Job: Repeat each entry as written and leave the images out of the copy.

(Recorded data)
• • • •
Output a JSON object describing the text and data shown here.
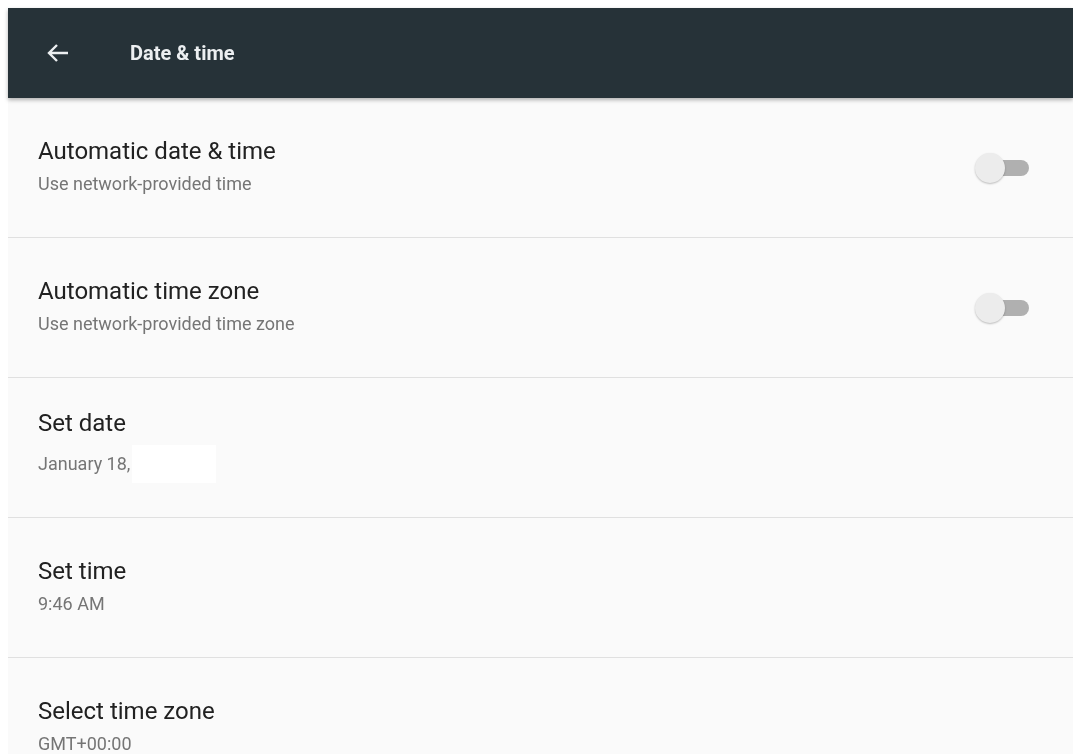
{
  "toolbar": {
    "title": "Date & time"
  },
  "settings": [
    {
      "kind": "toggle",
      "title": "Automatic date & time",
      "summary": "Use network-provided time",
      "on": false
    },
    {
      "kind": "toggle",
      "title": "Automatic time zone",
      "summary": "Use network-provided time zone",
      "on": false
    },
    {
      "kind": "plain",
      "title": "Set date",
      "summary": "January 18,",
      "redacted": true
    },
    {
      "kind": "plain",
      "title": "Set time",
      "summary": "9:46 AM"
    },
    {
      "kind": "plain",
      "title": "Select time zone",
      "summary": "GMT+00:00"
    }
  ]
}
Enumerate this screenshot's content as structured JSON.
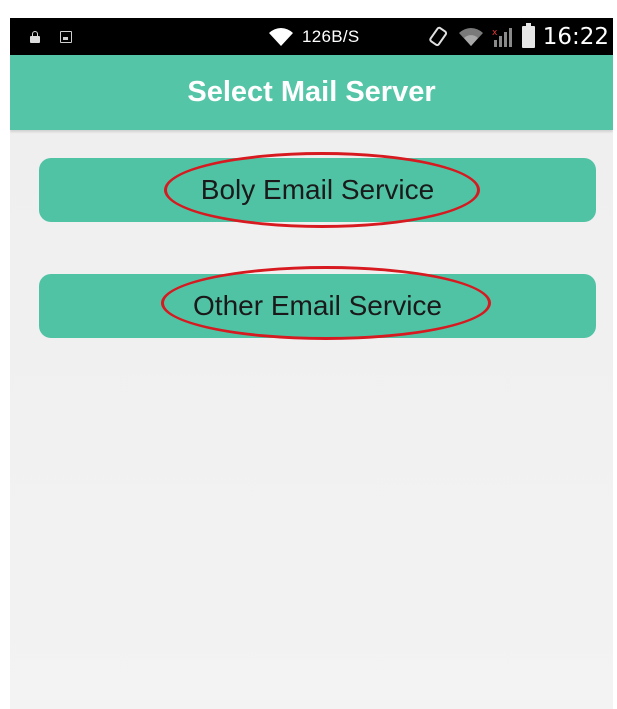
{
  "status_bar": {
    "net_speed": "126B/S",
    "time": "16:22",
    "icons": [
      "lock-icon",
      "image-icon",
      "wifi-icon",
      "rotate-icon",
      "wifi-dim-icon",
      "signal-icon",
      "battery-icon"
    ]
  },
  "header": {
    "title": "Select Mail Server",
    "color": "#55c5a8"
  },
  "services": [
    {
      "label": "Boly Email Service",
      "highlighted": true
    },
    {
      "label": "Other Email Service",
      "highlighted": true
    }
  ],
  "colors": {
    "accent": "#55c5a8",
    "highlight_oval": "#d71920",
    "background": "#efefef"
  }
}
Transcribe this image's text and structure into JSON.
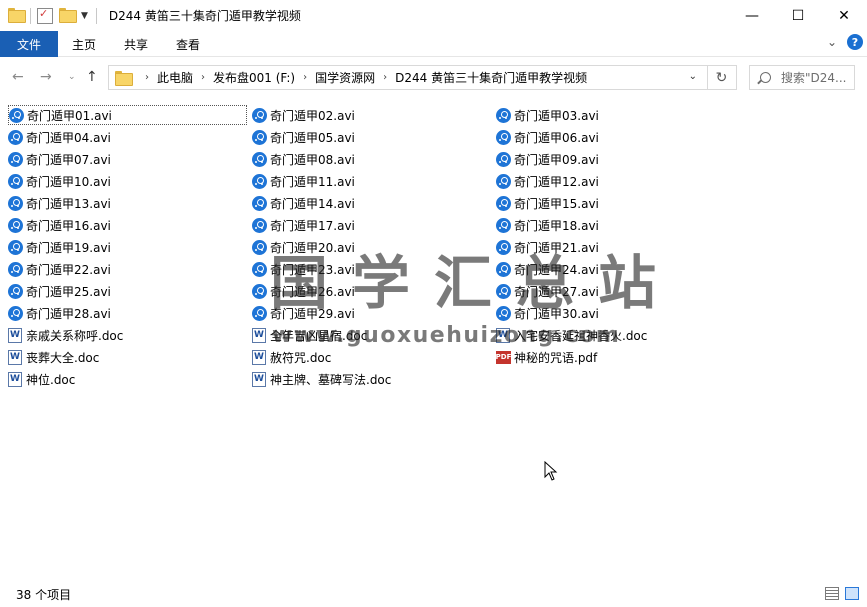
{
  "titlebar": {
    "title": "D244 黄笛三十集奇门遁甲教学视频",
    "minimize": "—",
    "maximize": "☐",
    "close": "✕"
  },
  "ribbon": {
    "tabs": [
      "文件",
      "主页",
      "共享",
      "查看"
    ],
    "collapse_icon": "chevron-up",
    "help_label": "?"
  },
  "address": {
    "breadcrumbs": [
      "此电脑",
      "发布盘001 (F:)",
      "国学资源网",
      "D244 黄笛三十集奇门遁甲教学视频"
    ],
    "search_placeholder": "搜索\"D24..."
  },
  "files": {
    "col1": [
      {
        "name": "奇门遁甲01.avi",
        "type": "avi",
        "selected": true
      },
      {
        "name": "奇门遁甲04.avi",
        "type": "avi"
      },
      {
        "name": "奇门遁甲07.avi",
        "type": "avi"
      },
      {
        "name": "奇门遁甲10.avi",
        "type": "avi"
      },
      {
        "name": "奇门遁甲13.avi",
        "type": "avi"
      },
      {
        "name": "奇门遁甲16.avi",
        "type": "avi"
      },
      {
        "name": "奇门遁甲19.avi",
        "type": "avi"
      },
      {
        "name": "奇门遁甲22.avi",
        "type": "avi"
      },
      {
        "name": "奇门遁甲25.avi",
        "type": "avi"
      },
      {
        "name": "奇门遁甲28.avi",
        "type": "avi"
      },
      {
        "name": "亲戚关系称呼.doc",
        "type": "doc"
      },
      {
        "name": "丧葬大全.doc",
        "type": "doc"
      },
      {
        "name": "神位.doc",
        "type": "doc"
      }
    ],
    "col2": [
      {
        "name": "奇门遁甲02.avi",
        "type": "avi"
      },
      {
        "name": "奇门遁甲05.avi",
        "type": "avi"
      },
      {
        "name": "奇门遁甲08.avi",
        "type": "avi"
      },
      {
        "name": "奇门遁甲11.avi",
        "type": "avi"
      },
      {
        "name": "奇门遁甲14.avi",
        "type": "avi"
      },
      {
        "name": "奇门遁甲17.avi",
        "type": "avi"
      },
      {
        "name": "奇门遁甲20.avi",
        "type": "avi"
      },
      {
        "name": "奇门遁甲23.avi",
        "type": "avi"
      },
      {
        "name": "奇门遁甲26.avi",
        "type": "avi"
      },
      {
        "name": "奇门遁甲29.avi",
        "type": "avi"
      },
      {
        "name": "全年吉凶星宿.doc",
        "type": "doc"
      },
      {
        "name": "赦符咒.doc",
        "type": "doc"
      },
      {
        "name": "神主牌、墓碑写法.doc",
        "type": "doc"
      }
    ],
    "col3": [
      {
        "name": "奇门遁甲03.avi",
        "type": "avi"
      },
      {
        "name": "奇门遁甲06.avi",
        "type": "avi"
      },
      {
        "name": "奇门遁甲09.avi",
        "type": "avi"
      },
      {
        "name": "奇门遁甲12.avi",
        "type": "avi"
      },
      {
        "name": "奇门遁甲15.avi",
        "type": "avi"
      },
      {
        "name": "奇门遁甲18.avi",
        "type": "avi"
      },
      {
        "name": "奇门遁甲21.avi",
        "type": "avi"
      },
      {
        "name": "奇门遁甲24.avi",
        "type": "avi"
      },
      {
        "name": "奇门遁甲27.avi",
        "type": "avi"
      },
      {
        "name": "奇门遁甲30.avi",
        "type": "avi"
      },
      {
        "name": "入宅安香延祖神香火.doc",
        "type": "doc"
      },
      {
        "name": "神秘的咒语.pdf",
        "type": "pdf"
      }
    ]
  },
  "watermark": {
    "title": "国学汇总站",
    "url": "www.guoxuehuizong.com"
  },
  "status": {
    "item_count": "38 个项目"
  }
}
• • • •
Response to the exercise:
Output a JSON object describing the text and data shown here.
{
  "toolbar": {
    "title": "Date & time"
  },
  "settings": [
    {
      "kind": "toggle",
      "title": "Automatic date & time",
      "summary": "Use network-provided time",
      "on": false
    },
    {
      "kind": "toggle",
      "title": "Automatic time zone",
      "summary": "Use network-provided time zone",
      "on": false
    },
    {
      "kind": "plain",
      "title": "Set date",
      "summary": "January 18,",
      "redacted": true
    },
    {
      "kind": "plain",
      "title": "Set time",
      "summary": "9:46 AM"
    },
    {
      "kind": "plain",
      "title": "Select time zone",
      "summary": "GMT+00:00"
    }
  ]
}
Enumerate this screenshot's content as structured JSON.
{
  "status_bar": {
    "net_speed": "126B/S",
    "time": "16:22",
    "icons": [
      "lock-icon",
      "image-icon",
      "wifi-icon",
      "rotate-icon",
      "wifi-dim-icon",
      "signal-icon",
      "battery-icon"
    ]
  },
  "header": {
    "title": "Select Mail Server",
    "color": "#55c5a8"
  },
  "services": [
    {
      "label": "Boly Email Service",
      "highlighted": true
    },
    {
      "label": "Other Email Service",
      "highlighted": true
    }
  ],
  "colors": {
    "accent": "#55c5a8",
    "highlight_oval": "#d71920",
    "background": "#efefef"
  }
}
Transcribe this image's text and structure into JSON.
{
  "titlebar": {
    "title": "D244 黄笛三十集奇门遁甲教学视频",
    "minimize": "—",
    "maximize": "☐",
    "close": "✕"
  },
  "ribbon": {
    "tabs": [
      "文件",
      "主页",
      "共享",
      "查看"
    ],
    "collapse_icon": "chevron-up",
    "help_label": "?"
  },
  "address": {
    "breadcrumbs": [
      "此电脑",
      "发布盘001 (F:)",
      "国学资源网",
      "D244 黄笛三十集奇门遁甲教学视频"
    ],
    "search_placeholder": "搜索\"D24..."
  },
  "files": {
    "col1": [
      {
        "name": "奇门遁甲01.avi",
        "type": "avi",
        "selected": true
      },
      {
        "name": "奇门遁甲04.avi",
        "type": "avi"
      },
      {
        "name": "奇门遁甲07.avi",
        "type": "avi"
      },
      {
        "name": "奇门遁甲10.avi",
        "type": "avi"
      },
      {
        "name": "奇门遁甲13.avi",
        "type": "avi"
      },
      {
        "name": "奇门遁甲16.avi",
        "type": "avi"
      },
      {
        "name": "奇门遁甲19.avi",
        "type": "avi"
      },
      {
        "name": "奇门遁甲22.avi",
        "type": "avi"
      },
      {
        "name": "奇门遁甲25.avi",
        "type": "avi"
      },
      {
        "name": "奇门遁甲28.avi",
        "type": "avi"
      },
      {
        "name": "亲戚关系称呼.doc",
        "type": "doc"
      },
      {
        "name": "丧葬大全.doc",
        "type": "doc"
      },
      {
        "name": "神位.doc",
        "type": "doc"
      }
    ],
    "col2": [
      {
        "name": "奇门遁甲02.avi",
        "type": "avi"
      },
      {
        "name": "奇门遁甲05.avi",
        "type": "avi"
      },
      {
        "name": "奇门遁甲08.avi",
        "type": "avi"
      },
      {
        "name": "奇门遁甲11.avi",
        "type": "avi"
      },
      {
        "name": "奇门遁甲14.avi",
        "type": "avi"
      },
      {
        "name": "奇门遁甲17.avi",
        "type": "avi"
      },
      {
        "name": "奇门遁甲20.avi",
        "type": "avi"
      },
      {
        "name": "奇门遁甲23.avi",
        "type": "avi"
      },
      {
        "name": "奇门遁甲26.avi",
        "type": "avi"
      },
      {
        "name": "奇门遁甲29.avi",
        "type": "avi"
      },
      {
        "name": "全年吉凶星宿.doc",
        "type": "doc"
      },
      {
        "name": "赦符咒.doc",
        "type": "doc"
      },
      {
        "name": "神主牌、墓碑写法.doc",
        "type": "doc"
      }
    ],
    "col3": [
      {
        "name": "奇门遁甲03.avi",
        "type": "avi"
      },
      {
        "name": "奇门遁甲06.avi",
        "type": "avi"
      },
      {
        "name": "奇门遁甲09.avi",
        "type": "avi"
      },
      {
        "name": "奇门遁甲12.avi",
        "type": "avi"
      },
      {
        "name": "奇门遁甲15.avi",
        "type": "avi"
      },
      {
        "name": "奇门遁甲18.avi",
        "type": "avi"
      },
      {
        "name": "奇门遁甲21.avi",
        "type": "avi"
      },
      {
        "name": "奇门遁甲24.avi",
        "type": "avi"
      },
      {
        "name": "奇门遁甲27.avi",
        "type": "avi"
      },
      {
        "name": "奇门遁甲30.avi",
        "type": "avi"
      },
      {
        "name": "入宅安香延祖神香火.doc",
        "type": "doc"
      },
      {
        "name": "神秘的咒语.pdf",
        "type": "pdf"
      }
    ]
  },
  "watermark": {
    "title": "国学汇总站",
    "url": "www.guoxuehuizong.com"
  },
  "status": {
    "item_count": "38 个项目"
  }
}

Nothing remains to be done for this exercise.